*To do:* Output all of the records exactly as written.

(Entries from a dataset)
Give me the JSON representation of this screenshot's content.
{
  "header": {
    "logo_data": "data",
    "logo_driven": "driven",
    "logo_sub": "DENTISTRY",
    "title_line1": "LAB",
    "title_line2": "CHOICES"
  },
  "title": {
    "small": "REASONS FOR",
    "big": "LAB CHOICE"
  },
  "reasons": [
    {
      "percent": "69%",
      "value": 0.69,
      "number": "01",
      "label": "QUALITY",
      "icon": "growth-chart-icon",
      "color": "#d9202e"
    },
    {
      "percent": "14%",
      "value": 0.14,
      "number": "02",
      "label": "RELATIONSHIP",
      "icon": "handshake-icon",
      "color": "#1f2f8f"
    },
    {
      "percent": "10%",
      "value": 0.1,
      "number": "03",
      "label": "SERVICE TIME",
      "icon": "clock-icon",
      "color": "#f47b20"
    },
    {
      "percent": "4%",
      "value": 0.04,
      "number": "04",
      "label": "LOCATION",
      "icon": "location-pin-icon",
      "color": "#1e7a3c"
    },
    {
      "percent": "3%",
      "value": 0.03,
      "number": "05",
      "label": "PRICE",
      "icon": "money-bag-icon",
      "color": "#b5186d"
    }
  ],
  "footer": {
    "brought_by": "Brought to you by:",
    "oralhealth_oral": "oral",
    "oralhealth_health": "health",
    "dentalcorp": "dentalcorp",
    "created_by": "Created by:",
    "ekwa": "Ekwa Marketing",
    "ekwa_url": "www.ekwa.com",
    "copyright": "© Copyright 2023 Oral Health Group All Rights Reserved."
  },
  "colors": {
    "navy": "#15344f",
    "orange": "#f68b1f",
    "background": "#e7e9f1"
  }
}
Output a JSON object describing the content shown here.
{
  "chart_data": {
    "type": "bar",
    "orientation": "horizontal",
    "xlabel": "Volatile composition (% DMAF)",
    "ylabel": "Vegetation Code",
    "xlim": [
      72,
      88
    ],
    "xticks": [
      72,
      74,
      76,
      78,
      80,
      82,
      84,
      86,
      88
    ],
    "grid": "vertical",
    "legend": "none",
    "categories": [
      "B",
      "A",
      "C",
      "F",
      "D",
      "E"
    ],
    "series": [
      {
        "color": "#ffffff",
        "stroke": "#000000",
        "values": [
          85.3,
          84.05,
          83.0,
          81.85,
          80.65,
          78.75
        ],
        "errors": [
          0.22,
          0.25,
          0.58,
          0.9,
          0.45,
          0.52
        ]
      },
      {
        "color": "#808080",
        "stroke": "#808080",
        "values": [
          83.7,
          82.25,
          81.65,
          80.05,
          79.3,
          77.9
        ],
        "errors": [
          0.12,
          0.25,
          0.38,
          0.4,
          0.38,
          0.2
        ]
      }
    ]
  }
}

*The completed task:*
Give me the JSON representation of this screenshot's content.
{
  "header": {
    "logo_data": "data",
    "logo_driven": "driven",
    "logo_sub": "DENTISTRY",
    "title_line1": "LAB",
    "title_line2": "CHOICES"
  },
  "title": {
    "small": "REASONS FOR",
    "big": "LAB CHOICE"
  },
  "reasons": [
    {
      "percent": "69%",
      "value": 0.69,
      "number": "01",
      "label": "QUALITY",
      "icon": "growth-chart-icon",
      "color": "#d9202e"
    },
    {
      "percent": "14%",
      "value": 0.14,
      "number": "02",
      "label": "RELATIONSHIP",
      "icon": "handshake-icon",
      "color": "#1f2f8f"
    },
    {
      "percent": "10%",
      "value": 0.1,
      "number": "03",
      "label": "SERVICE TIME",
      "icon": "clock-icon",
      "color": "#f47b20"
    },
    {
      "percent": "4%",
      "value": 0.04,
      "number": "04",
      "label": "LOCATION",
      "icon": "location-pin-icon",
      "color": "#1e7a3c"
    },
    {
      "percent": "3%",
      "value": 0.03,
      "number": "05",
      "label": "PRICE",
      "icon": "money-bag-icon",
      "color": "#b5186d"
    }
  ],
  "footer": {
    "brought_by": "Brought to you by:",
    "oralhealth_oral": "oral",
    "oralhealth_health": "health",
    "dentalcorp": "dentalcorp",
    "created_by": "Created by:",
    "ekwa": "Ekwa Marketing",
    "ekwa_url": "www.ekwa.com",
    "copyright": "© Copyright 2023 Oral Health Group All Rights Reserved."
  },
  "colors": {
    "navy": "#15344f",
    "orange": "#f68b1f",
    "background": "#e7e9f1"
  }
}
Output a JSON object describing the content shown here.
{
  "chart_data": {
    "type": "bar",
    "orientation": "horizontal",
    "xlabel": "Volatile composition (% DMAF)",
    "ylabel": "Vegetation Code",
    "xlim": [
      72,
      88
    ],
    "xticks": [
      72,
      74,
      76,
      78,
      80,
      82,
      84,
      86,
      88
    ],
    "grid": "vertical",
    "legend": "none",
    "categories": [
      "B",
      "A",
      "C",
      "F",
      "D",
      "E"
    ],
    "series": [
      {
        "color": "#ffffff",
        "stroke": "#000000",
        "values": [
          85.3,
          84.05,
          83.0,
          81.85,
          80.65,
          78.75
        ],
        "errors": [
          0.22,
          0.25,
          0.58,
          0.9,
          0.45,
          0.52
        ]
      },
      {
        "color": "#808080",
        "stroke": "#808080",
        "values": [
          83.7,
          82.25,
          81.65,
          80.05,
          79.3,
          77.9
        ],
        "errors": [
          0.12,
          0.25,
          0.38,
          0.4,
          0.38,
          0.2
        ]
      }
    ]
  }
}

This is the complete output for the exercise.